** Start PROVIDED DATA **

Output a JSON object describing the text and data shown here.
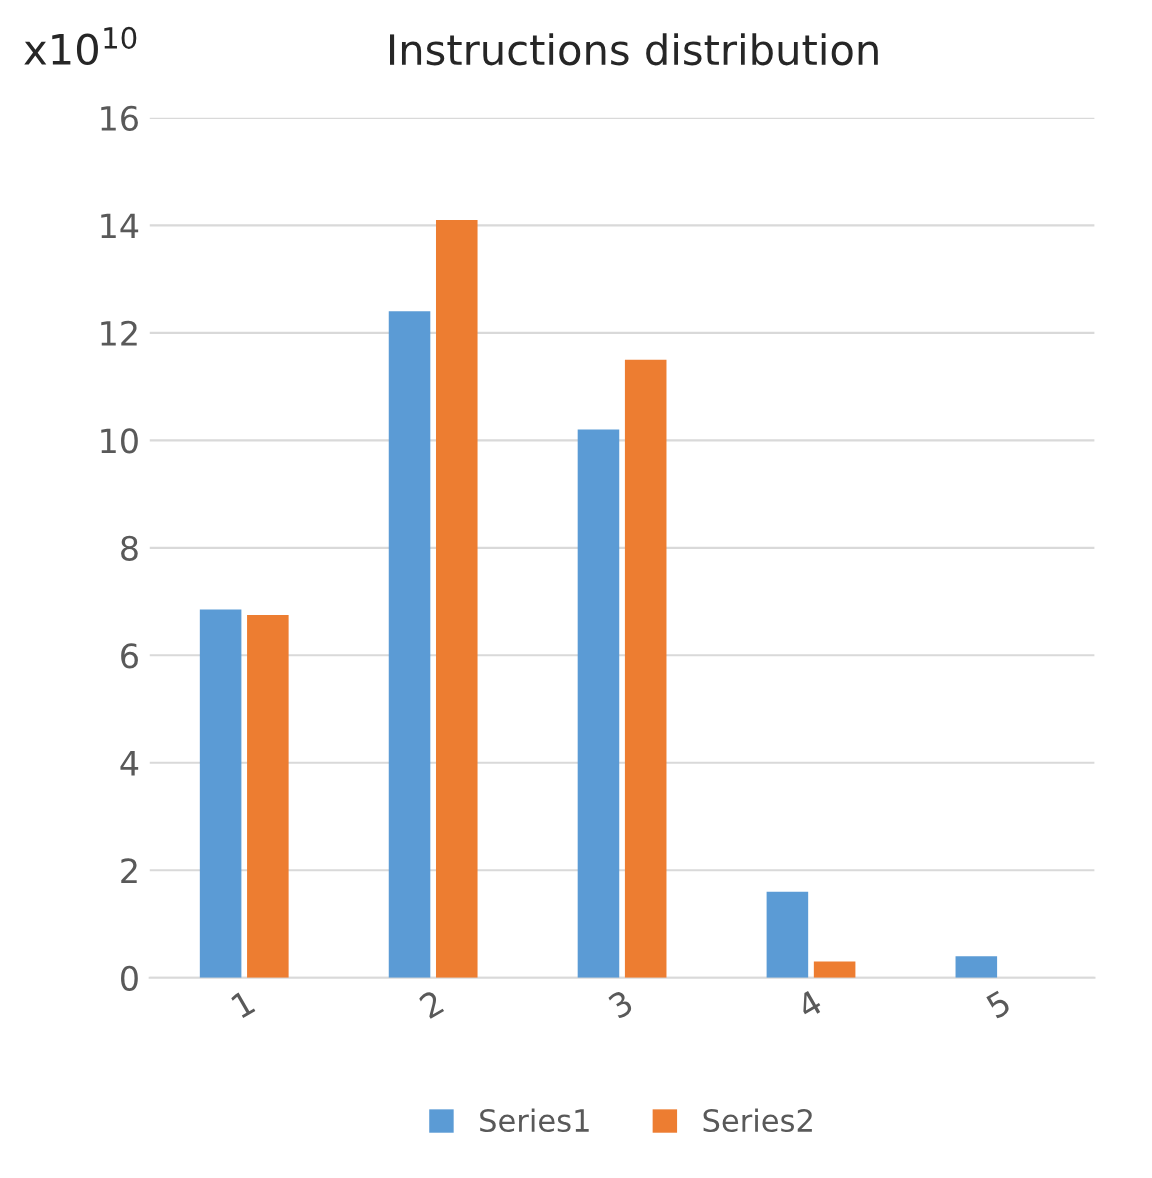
{
  "chart_data": {
    "type": "bar",
    "title": "Instructions distribution",
    "categories": [
      "1",
      "2",
      "3",
      "4",
      "5"
    ],
    "series": [
      {
        "name": "Series1",
        "color": "#5b9bd5",
        "values": [
          6.85,
          12.4,
          10.2,
          1.6,
          0.4
        ]
      },
      {
        "name": "Series2",
        "color": "#ed7d31",
        "values": [
          6.75,
          14.1,
          11.5,
          0.3,
          0
        ]
      }
    ],
    "ylim": [
      0,
      16
    ],
    "yticks": [
      0,
      2,
      4,
      6,
      8,
      10,
      12,
      14,
      16
    ],
    "annotations": [
      "x10$^{10}$"
    ],
    "grid": "y",
    "legend": "bottom"
  }
}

** End PROVIDED DATA **

## PROBLEM
Every entry must be written out exactly, with all pictures left out.

## RESULT OF THIS EXERCISE
Output a JSON object describing the text and data shown here.
{
  "chart_data": {
    "type": "bar",
    "title": "Instructions distribution",
    "categories": [
      "1",
      "2",
      "3",
      "4",
      "5"
    ],
    "series": [
      {
        "name": "Series1",
        "color": "#5b9bd5",
        "values": [
          6.85,
          12.4,
          10.2,
          1.6,
          0.4
        ]
      },
      {
        "name": "Series2",
        "color": "#ed7d31",
        "values": [
          6.75,
          14.1,
          11.5,
          0.3,
          0
        ]
      }
    ],
    "ylim": [
      0,
      16
    ],
    "yticks": [
      0,
      2,
      4,
      6,
      8,
      10,
      12,
      14,
      16
    ],
    "annotations": [
      "x10$^{10}$"
    ],
    "grid": "y",
    "legend": "bottom"
  }
}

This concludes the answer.